Task statement
Locate each line containing the string "screenshot" and copy it out.

## Begin

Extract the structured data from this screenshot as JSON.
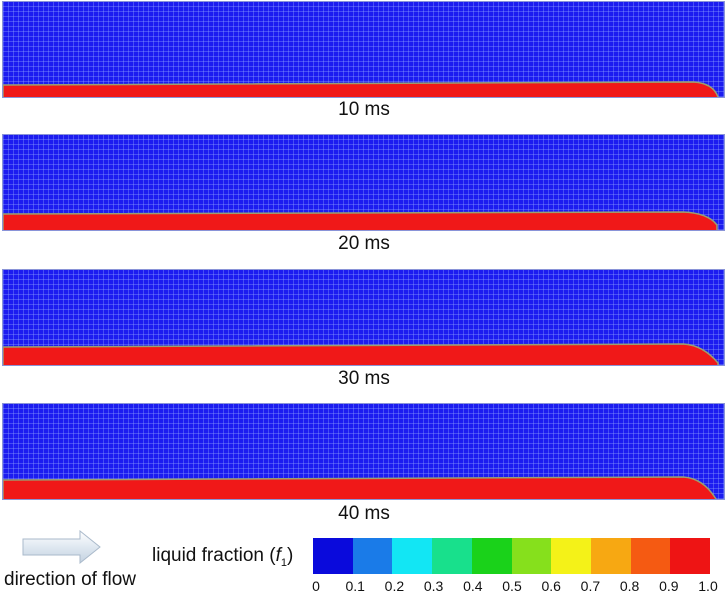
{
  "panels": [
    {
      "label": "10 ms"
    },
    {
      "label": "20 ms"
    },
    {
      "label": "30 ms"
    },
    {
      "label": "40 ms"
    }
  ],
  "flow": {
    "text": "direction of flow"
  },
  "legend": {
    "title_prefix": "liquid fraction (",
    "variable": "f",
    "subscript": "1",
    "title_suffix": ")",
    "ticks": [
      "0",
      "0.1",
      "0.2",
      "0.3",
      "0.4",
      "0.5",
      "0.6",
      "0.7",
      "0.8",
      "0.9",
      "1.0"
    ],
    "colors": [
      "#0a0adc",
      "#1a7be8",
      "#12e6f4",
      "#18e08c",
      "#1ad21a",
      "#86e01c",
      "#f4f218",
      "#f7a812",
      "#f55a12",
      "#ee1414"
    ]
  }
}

## End
## Begin

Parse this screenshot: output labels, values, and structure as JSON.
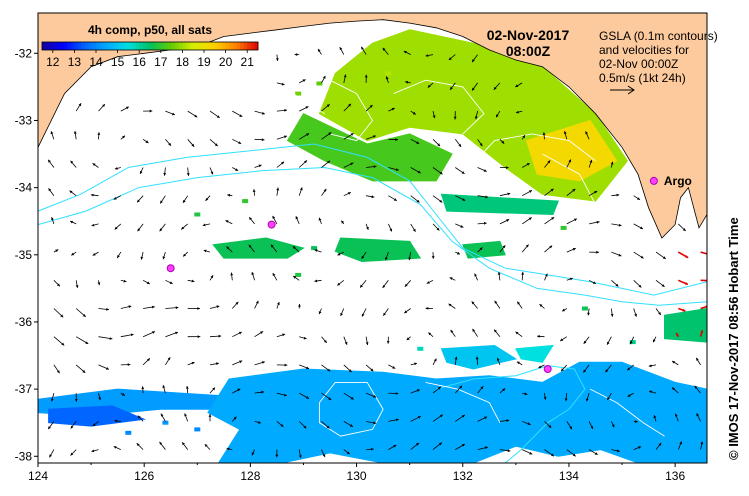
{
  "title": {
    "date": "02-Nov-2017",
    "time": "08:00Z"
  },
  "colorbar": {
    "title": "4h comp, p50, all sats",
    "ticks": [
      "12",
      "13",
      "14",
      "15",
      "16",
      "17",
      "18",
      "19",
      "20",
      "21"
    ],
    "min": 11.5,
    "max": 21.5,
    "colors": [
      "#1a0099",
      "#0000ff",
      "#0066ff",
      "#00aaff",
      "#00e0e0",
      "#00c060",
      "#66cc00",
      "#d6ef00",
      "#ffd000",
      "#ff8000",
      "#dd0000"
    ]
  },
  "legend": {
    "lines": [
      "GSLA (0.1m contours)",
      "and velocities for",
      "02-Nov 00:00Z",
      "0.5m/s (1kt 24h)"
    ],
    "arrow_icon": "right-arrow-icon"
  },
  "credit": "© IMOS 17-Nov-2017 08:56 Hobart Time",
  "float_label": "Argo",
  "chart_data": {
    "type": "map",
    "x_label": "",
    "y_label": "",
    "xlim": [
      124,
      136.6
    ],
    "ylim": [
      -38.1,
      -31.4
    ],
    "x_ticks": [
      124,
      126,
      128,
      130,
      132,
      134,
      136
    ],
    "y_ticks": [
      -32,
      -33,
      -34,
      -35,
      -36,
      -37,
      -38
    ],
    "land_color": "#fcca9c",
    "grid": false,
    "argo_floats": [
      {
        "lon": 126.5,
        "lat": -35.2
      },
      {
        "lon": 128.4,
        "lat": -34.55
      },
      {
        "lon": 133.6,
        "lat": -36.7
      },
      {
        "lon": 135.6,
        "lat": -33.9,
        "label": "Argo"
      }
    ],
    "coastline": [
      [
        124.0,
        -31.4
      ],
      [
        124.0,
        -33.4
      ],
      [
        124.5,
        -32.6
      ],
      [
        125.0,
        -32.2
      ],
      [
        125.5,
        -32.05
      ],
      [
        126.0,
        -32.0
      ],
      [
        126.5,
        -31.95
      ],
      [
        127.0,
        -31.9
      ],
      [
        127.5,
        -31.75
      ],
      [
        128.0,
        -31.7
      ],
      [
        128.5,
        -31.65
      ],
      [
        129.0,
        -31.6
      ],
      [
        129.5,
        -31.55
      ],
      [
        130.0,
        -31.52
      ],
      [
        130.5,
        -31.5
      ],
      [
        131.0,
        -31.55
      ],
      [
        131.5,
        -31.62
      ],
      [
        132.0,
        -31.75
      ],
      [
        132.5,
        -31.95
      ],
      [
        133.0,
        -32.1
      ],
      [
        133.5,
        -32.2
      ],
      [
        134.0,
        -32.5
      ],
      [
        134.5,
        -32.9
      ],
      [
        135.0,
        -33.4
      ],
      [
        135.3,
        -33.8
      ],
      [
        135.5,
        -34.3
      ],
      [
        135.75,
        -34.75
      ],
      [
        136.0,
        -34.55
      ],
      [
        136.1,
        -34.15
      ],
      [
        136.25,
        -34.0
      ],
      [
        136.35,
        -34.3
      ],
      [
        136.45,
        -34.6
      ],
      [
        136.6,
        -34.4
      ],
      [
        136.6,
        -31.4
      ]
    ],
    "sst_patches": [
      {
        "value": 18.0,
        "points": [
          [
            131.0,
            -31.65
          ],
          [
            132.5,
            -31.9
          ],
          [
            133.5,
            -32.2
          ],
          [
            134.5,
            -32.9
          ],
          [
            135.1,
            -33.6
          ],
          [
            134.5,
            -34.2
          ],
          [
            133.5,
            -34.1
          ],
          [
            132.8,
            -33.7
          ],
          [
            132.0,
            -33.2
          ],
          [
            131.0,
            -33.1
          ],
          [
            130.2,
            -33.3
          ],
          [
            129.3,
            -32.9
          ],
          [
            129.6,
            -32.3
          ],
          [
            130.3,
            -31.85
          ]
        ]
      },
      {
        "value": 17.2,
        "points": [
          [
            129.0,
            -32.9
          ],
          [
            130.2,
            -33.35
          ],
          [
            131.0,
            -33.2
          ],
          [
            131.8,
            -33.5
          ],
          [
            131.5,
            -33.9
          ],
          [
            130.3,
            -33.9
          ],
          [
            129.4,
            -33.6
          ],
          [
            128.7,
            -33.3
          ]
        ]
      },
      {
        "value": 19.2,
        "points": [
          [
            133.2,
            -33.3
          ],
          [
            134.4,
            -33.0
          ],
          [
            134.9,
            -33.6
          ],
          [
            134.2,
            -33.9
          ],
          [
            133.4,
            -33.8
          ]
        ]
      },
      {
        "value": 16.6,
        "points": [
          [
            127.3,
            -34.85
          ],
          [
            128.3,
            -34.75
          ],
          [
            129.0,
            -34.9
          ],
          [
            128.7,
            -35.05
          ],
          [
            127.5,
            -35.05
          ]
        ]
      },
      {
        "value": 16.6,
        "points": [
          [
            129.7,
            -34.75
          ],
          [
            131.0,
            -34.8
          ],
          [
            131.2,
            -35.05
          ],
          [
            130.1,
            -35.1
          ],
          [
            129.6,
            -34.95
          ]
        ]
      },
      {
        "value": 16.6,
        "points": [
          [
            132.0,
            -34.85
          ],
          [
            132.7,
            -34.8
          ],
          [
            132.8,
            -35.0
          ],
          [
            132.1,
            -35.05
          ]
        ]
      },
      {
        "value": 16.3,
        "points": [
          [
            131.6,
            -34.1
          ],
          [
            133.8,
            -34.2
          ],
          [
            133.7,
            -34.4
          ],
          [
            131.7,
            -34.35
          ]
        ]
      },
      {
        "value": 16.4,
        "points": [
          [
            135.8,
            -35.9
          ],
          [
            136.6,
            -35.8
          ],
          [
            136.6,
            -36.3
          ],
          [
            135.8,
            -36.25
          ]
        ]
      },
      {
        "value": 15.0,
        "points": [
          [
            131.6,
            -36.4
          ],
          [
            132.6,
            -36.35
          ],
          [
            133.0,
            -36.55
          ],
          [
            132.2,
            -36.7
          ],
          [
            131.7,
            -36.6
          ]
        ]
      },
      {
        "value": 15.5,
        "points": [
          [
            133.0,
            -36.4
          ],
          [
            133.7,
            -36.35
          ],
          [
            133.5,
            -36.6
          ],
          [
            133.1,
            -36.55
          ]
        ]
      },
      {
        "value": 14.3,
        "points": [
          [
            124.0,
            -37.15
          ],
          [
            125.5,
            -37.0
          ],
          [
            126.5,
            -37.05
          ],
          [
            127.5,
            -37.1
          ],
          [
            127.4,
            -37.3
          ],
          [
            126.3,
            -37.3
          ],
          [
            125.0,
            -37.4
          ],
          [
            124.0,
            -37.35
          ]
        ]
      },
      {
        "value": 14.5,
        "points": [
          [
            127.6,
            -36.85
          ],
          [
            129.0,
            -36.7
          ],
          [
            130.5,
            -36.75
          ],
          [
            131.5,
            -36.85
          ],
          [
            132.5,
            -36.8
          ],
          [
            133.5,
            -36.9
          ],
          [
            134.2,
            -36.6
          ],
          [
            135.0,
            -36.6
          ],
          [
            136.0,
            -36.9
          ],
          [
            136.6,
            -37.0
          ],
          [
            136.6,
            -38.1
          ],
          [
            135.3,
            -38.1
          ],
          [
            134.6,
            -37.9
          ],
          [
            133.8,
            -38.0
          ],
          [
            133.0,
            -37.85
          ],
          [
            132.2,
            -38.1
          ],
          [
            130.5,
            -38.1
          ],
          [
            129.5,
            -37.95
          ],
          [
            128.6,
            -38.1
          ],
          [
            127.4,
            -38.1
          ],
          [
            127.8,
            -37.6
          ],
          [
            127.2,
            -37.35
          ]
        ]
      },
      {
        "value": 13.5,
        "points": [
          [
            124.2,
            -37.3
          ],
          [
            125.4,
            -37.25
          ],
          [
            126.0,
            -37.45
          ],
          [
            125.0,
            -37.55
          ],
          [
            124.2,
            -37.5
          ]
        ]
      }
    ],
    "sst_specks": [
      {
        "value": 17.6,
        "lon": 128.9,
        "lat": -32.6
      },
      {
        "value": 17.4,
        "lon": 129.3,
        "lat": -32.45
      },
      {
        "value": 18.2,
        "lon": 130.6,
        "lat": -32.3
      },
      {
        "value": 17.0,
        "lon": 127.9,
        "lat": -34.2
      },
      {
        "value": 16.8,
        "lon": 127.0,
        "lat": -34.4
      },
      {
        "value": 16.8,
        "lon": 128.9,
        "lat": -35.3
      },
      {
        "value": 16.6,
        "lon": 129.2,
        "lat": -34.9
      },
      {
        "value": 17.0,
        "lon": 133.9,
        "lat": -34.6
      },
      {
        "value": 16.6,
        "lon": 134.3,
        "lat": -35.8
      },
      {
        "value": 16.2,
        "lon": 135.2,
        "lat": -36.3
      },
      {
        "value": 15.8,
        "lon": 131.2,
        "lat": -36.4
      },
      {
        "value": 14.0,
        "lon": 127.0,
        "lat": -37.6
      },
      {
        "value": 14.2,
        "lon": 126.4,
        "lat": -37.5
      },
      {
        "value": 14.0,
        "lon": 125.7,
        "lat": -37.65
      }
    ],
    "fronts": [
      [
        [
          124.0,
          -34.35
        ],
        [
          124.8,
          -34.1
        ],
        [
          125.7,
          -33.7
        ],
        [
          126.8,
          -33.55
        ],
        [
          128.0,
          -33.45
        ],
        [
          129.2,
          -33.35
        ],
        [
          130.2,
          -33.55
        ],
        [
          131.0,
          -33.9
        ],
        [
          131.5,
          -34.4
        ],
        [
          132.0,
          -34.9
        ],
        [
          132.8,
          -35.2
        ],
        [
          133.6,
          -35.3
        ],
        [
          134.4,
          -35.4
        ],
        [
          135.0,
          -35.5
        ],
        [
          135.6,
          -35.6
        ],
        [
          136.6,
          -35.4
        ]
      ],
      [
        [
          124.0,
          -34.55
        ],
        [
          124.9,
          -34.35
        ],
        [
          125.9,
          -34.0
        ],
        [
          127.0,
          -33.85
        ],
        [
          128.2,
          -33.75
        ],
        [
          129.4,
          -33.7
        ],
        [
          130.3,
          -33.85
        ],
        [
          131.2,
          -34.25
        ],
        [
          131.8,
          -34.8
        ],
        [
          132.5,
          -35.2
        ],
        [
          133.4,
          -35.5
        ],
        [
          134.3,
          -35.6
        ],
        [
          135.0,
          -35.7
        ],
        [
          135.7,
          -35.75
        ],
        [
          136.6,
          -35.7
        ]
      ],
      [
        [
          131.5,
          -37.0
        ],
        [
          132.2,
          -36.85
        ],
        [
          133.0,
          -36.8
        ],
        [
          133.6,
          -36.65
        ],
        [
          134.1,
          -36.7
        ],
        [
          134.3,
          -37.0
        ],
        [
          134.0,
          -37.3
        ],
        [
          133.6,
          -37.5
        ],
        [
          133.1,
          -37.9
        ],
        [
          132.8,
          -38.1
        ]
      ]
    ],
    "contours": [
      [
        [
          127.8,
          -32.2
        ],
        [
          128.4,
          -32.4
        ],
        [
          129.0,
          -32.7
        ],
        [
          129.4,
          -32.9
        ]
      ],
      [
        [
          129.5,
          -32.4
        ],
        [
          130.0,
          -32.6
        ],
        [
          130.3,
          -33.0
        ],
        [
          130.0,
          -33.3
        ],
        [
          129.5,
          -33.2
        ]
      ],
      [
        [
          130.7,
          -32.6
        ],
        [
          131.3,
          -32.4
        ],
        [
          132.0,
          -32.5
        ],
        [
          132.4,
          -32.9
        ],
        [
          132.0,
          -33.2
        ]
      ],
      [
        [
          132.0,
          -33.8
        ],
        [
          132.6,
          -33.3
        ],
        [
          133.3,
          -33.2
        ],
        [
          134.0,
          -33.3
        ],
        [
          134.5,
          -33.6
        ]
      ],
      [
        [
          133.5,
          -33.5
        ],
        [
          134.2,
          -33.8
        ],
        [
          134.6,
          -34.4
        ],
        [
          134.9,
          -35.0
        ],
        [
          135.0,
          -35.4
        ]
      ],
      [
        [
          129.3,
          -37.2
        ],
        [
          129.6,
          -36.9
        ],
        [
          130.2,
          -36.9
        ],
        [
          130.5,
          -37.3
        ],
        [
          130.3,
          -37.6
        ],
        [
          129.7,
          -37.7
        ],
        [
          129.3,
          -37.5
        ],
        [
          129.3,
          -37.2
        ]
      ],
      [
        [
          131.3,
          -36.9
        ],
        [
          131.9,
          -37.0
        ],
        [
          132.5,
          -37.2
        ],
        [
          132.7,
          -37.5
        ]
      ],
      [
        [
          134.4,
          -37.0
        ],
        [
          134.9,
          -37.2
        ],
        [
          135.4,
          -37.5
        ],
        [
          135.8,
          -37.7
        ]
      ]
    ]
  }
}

## End

Expected output
Extract the structured data from this screenshot as JSON.
Parse this screenshot: output labels, values, and structure as JSON.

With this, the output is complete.